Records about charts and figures
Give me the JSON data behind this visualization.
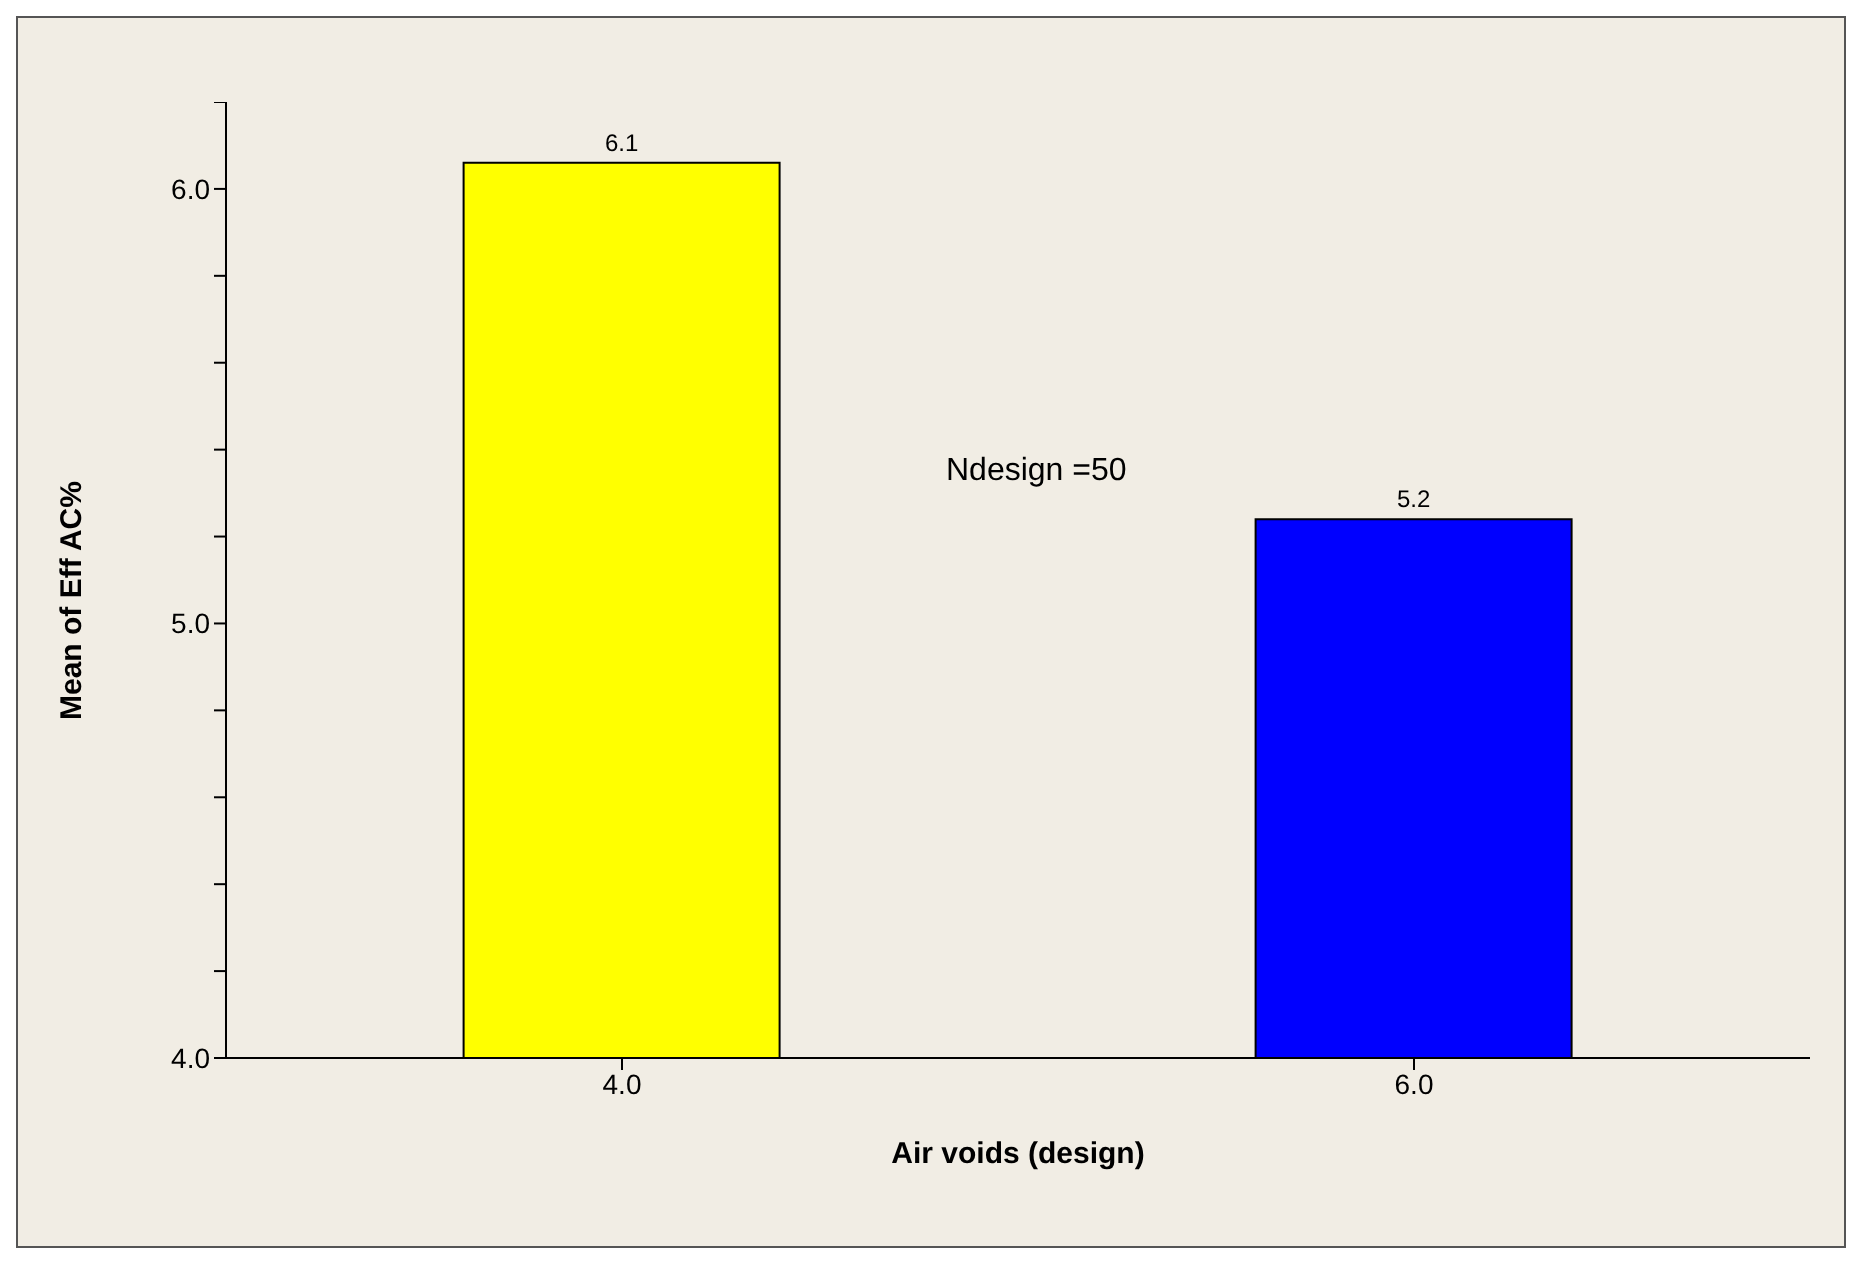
{
  "chart_data": {
    "type": "bar",
    "xlabel": "Air voids (design)",
    "ylabel": "Mean of Eff AC%",
    "categories": [
      "4.0",
      "6.0"
    ],
    "values": [
      6.06,
      5.24
    ],
    "colors": [
      "#ffff00",
      "#0000ff"
    ],
    "value_labels": [
      "6.1",
      "5.2"
    ],
    "ylim": [
      4,
      6.2
    ],
    "yticks": [
      {
        "value": 4,
        "label": "4.0"
      },
      {
        "value": 4.2,
        "label": null
      },
      {
        "value": 4.4,
        "label": null
      },
      {
        "value": 4.6,
        "label": null
      },
      {
        "value": 4.8,
        "label": null
      },
      {
        "value": 5,
        "label": "5.0"
      },
      {
        "value": 5.2,
        "label": null
      },
      {
        "value": 5.4,
        "label": null
      },
      {
        "value": 5.6,
        "label": null
      },
      {
        "value": 5.8,
        "label": null
      },
      {
        "value": 6,
        "label": "6.0"
      },
      {
        "value": 6.2,
        "label": null
      }
    ],
    "annotations": [
      "Ndesign =50"
    ],
    "grid": false,
    "legend": false
  }
}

Job
Write out the entries above word for word. Do not include the pictures.

Exercise output
Give me the JSON data behind this visualization.
{
  "chart_data": {
    "type": "bar",
    "xlabel": "Air voids (design)",
    "ylabel": "Mean of Eff AC%",
    "categories": [
      "4.0",
      "6.0"
    ],
    "values": [
      6.06,
      5.24
    ],
    "colors": [
      "#ffff00",
      "#0000ff"
    ],
    "value_labels": [
      "6.1",
      "5.2"
    ],
    "ylim": [
      4,
      6.2
    ],
    "yticks": [
      {
        "value": 4,
        "label": "4.0"
      },
      {
        "value": 4.2,
        "label": null
      },
      {
        "value": 4.4,
        "label": null
      },
      {
        "value": 4.6,
        "label": null
      },
      {
        "value": 4.8,
        "label": null
      },
      {
        "value": 5,
        "label": "5.0"
      },
      {
        "value": 5.2,
        "label": null
      },
      {
        "value": 5.4,
        "label": null
      },
      {
        "value": 5.6,
        "label": null
      },
      {
        "value": 5.8,
        "label": null
      },
      {
        "value": 6,
        "label": "6.0"
      },
      {
        "value": 6.2,
        "label": null
      }
    ],
    "annotations": [
      "Ndesign =50"
    ],
    "grid": false,
    "legend": false
  }
}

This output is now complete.